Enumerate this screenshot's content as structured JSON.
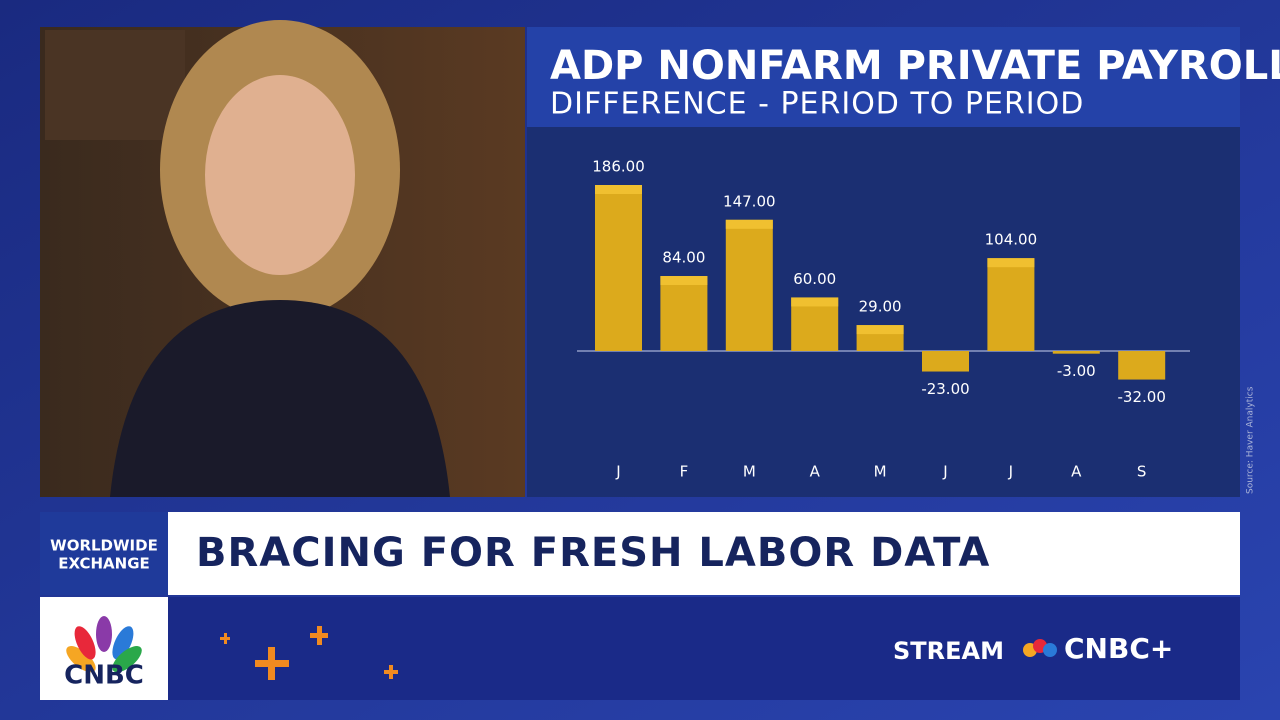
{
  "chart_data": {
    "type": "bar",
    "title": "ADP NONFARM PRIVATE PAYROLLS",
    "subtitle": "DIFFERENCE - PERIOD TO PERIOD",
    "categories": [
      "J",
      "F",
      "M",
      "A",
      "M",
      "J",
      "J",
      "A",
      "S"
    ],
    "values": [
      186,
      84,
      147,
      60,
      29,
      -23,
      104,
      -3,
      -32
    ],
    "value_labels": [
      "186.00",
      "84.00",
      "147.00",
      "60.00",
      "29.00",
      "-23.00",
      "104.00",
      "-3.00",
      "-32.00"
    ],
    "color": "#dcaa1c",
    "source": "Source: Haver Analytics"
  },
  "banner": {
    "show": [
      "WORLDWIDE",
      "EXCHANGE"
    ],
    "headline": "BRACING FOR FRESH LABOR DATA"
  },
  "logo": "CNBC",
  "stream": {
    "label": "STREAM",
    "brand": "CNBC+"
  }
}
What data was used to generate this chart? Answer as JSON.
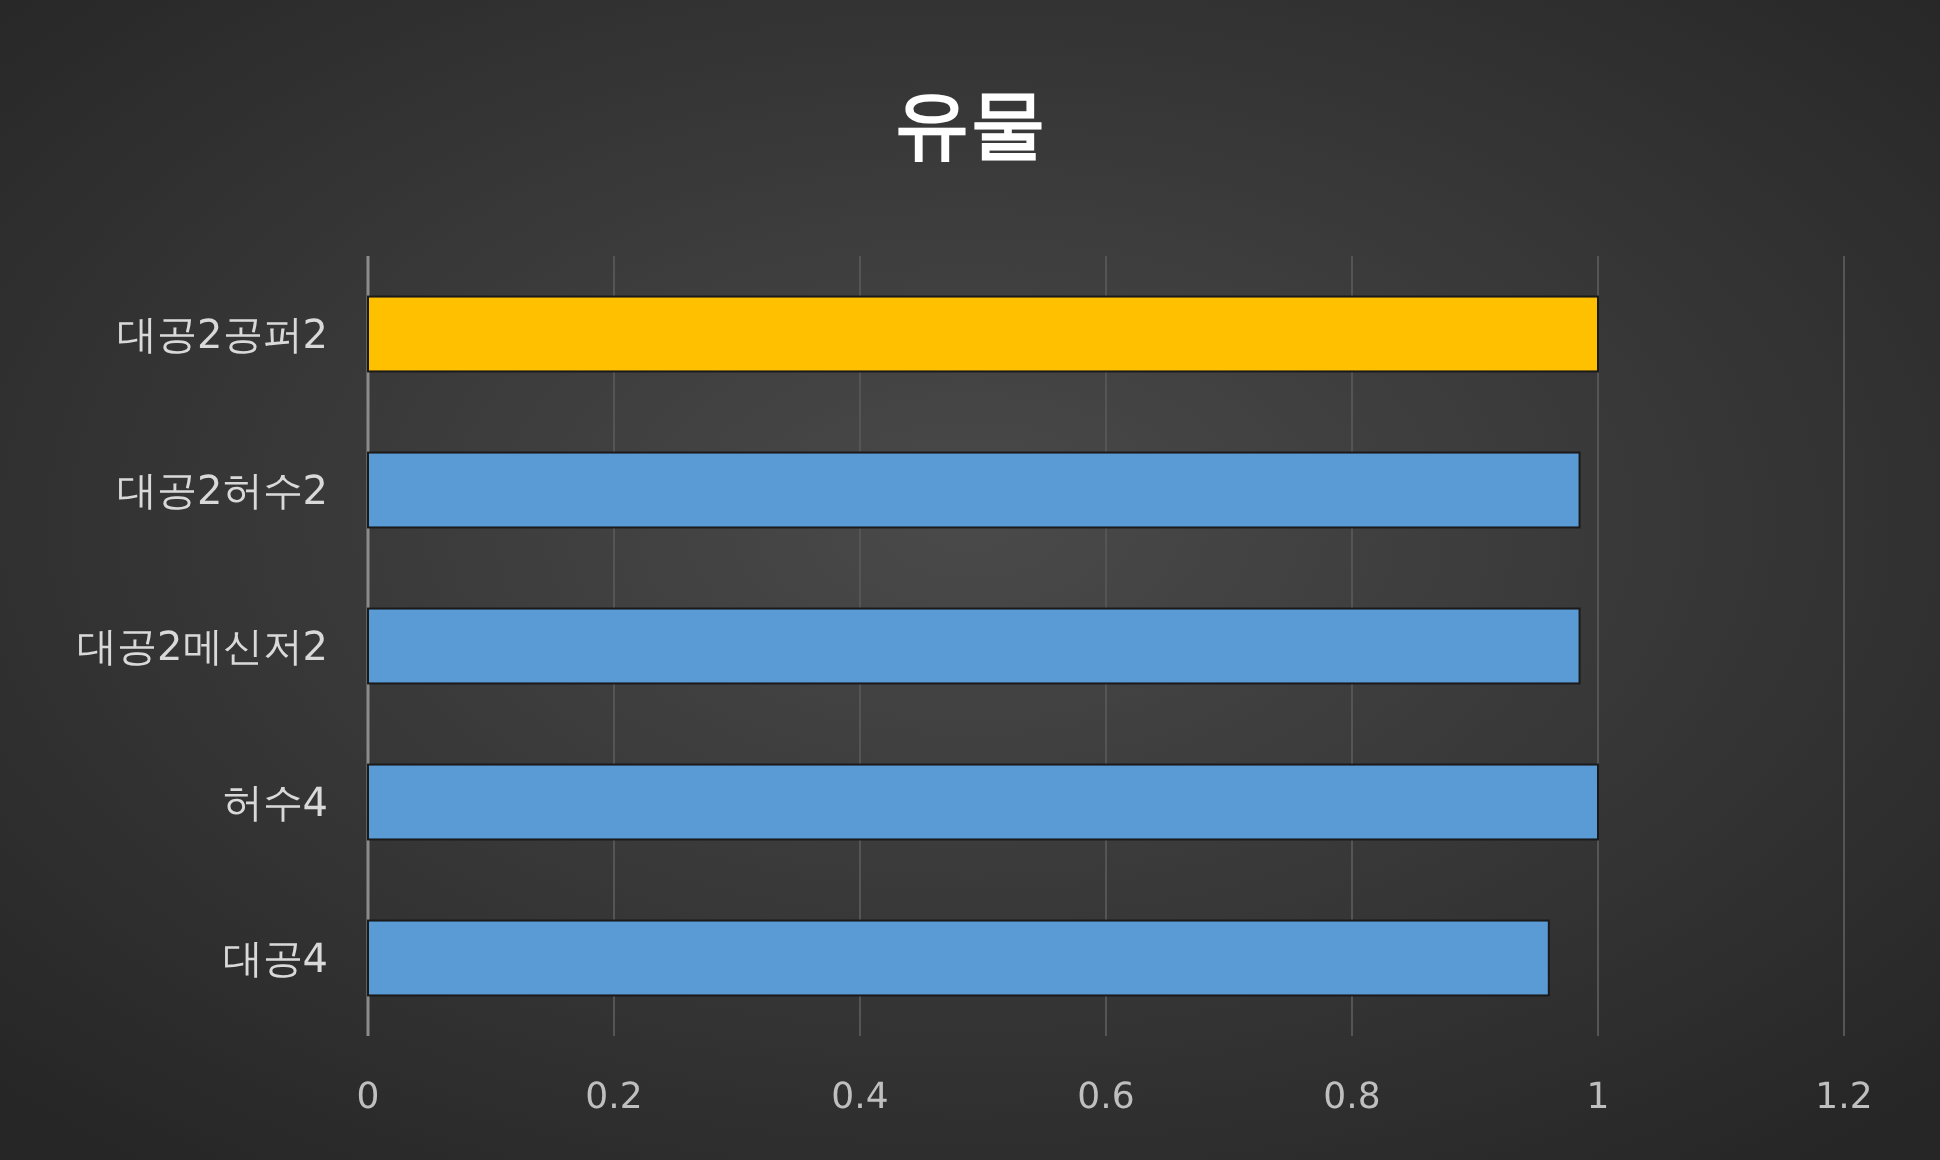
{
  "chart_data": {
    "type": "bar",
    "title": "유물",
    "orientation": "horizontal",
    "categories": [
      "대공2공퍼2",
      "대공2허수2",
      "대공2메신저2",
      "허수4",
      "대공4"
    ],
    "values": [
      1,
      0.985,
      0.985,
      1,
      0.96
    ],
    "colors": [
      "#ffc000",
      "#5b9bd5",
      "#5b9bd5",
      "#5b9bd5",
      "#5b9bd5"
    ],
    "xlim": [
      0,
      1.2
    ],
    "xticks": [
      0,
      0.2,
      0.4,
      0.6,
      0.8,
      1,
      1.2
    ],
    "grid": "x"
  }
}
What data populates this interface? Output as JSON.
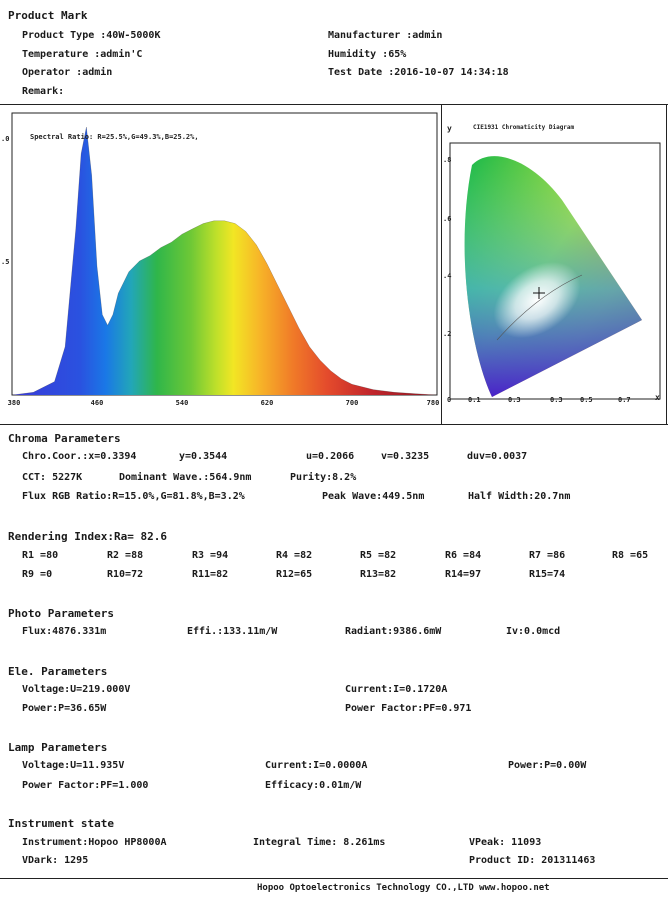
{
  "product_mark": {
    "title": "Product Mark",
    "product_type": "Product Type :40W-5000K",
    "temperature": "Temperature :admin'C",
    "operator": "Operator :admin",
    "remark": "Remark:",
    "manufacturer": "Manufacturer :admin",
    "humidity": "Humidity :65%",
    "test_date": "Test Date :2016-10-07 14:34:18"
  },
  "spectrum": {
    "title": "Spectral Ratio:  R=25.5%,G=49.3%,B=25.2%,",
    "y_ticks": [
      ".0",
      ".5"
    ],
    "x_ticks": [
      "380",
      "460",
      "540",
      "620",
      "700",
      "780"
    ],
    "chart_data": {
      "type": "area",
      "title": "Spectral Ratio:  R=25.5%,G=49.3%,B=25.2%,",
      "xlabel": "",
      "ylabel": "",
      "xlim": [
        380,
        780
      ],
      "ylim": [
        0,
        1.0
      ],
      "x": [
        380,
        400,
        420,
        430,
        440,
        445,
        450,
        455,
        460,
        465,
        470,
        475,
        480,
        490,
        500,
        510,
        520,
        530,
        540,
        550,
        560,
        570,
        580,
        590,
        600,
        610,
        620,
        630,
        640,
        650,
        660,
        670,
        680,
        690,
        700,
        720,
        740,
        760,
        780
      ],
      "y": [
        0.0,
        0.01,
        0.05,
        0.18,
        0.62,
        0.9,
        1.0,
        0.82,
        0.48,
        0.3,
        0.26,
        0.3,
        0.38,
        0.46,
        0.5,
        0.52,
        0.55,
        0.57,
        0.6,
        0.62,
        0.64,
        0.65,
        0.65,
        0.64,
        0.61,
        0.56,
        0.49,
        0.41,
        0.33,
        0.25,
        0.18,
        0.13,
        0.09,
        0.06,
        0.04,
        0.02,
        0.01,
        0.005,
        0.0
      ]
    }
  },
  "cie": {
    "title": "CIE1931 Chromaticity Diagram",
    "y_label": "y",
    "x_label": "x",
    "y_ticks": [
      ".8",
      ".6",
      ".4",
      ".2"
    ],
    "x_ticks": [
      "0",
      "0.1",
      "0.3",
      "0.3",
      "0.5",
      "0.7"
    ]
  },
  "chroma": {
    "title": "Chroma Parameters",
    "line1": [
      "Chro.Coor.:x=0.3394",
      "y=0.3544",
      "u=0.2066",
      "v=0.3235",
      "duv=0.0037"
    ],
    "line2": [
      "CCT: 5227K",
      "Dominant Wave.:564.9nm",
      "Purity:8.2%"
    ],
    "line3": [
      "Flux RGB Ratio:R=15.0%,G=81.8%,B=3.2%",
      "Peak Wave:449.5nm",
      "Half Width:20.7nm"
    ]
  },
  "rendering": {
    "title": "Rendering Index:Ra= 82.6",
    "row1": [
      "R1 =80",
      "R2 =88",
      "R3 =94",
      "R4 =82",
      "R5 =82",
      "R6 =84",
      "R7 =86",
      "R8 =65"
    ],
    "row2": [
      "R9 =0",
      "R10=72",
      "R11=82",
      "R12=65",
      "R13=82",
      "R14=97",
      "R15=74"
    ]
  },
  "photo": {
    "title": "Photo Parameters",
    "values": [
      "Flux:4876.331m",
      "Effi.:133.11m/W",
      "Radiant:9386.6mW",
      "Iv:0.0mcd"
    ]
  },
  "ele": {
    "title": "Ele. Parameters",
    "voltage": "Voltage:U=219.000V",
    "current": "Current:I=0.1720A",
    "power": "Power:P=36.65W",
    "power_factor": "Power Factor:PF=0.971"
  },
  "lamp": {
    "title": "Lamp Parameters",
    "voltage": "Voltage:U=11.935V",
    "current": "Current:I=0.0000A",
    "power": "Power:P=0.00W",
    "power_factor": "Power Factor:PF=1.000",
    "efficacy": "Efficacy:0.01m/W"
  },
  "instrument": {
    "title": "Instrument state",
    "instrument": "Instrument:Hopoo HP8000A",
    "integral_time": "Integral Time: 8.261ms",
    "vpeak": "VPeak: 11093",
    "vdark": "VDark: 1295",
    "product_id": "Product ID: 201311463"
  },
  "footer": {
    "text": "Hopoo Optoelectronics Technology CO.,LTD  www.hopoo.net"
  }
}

**Problem details**:
Give only the number of lines in the material above where the string "What" appears.

**Finished task**:
2